Written exercise. Check each line of the records below for the word "Desktop" and copy those where it appears.
* Start *
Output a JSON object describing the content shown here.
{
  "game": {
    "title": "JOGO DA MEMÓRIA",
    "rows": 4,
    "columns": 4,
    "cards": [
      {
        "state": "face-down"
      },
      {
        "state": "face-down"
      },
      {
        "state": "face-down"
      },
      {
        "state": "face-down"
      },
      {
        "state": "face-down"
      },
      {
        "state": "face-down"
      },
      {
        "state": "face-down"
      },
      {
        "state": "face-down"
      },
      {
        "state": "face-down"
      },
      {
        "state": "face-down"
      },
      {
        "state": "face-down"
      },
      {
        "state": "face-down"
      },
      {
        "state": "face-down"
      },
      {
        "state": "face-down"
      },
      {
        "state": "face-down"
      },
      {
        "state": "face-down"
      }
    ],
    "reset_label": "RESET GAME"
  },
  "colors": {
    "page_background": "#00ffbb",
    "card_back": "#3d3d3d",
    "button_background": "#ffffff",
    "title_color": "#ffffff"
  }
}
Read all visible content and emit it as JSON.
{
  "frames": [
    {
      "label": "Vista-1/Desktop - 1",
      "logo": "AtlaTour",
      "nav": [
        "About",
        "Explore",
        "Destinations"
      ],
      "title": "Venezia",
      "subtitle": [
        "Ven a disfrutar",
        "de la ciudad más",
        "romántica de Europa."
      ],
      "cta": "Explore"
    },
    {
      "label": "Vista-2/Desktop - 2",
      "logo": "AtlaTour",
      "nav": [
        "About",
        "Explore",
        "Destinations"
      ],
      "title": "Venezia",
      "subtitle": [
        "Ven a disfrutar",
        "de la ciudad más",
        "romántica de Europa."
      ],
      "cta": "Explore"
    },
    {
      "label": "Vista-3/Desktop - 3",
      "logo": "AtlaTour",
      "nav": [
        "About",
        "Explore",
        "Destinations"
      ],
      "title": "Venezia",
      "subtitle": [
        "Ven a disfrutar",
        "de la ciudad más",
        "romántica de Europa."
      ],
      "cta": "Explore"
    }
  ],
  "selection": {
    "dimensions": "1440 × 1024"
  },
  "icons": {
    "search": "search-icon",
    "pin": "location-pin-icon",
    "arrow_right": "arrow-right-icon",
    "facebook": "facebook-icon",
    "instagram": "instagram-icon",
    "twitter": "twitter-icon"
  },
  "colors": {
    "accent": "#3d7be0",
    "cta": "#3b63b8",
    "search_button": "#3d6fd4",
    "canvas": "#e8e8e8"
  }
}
* End *
Task answer.
      "label": "Vista-1/Desktop - 1",
      "label": "Vista-2/Desktop - 2",
      "label": "Vista-3/Desktop - 3",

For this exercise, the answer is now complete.